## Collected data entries
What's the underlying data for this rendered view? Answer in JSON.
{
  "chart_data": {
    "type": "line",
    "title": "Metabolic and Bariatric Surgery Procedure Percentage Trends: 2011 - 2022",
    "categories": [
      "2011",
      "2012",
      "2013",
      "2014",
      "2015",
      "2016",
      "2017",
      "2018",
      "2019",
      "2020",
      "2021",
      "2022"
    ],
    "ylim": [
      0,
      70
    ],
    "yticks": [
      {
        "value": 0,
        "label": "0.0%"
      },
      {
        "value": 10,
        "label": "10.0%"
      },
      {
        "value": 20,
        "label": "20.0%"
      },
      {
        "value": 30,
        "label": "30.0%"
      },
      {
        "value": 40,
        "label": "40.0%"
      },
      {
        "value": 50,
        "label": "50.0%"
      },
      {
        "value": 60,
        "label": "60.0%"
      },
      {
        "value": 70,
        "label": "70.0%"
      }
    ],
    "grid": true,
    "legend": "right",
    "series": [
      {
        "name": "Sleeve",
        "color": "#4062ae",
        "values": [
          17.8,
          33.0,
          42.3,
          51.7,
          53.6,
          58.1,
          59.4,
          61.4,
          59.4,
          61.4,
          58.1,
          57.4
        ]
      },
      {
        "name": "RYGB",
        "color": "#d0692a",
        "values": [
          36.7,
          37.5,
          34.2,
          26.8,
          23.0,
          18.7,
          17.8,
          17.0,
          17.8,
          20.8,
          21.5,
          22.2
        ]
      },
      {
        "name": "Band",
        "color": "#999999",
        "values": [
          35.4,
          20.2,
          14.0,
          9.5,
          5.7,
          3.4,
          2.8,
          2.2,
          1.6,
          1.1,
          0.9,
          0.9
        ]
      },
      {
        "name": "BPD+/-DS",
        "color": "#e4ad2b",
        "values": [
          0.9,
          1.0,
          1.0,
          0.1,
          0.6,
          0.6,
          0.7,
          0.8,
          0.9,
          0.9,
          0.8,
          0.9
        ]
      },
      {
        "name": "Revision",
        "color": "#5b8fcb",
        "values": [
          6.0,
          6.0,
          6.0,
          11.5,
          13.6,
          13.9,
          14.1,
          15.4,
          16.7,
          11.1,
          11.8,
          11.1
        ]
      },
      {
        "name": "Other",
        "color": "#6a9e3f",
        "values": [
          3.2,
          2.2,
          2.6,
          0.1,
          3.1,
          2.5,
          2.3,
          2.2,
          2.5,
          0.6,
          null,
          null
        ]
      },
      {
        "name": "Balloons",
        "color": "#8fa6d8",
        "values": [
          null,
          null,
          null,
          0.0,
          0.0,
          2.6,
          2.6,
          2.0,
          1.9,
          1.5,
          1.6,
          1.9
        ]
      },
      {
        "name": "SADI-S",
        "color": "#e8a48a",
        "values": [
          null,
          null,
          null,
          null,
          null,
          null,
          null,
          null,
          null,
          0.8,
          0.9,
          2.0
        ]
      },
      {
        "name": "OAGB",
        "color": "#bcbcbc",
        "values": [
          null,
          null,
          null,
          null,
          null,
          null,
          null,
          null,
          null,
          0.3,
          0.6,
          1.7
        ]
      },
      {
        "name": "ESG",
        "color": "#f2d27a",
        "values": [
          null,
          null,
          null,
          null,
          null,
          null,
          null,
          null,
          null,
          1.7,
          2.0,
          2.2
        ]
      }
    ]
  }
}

## Do this
Look through the material above. Copy each line where the word "color" appears.

## Finished answer
        "color": "#4062ae",
        "color": "#d0692a",
        "color": "#999999",
        "color": "#e4ad2b",
        "color": "#5b8fcb",
        "color": "#6a9e3f",
        "color": "#8fa6d8",
        "color": "#e8a48a",
        "color": "#bcbcbc",
        "color": "#f2d27a",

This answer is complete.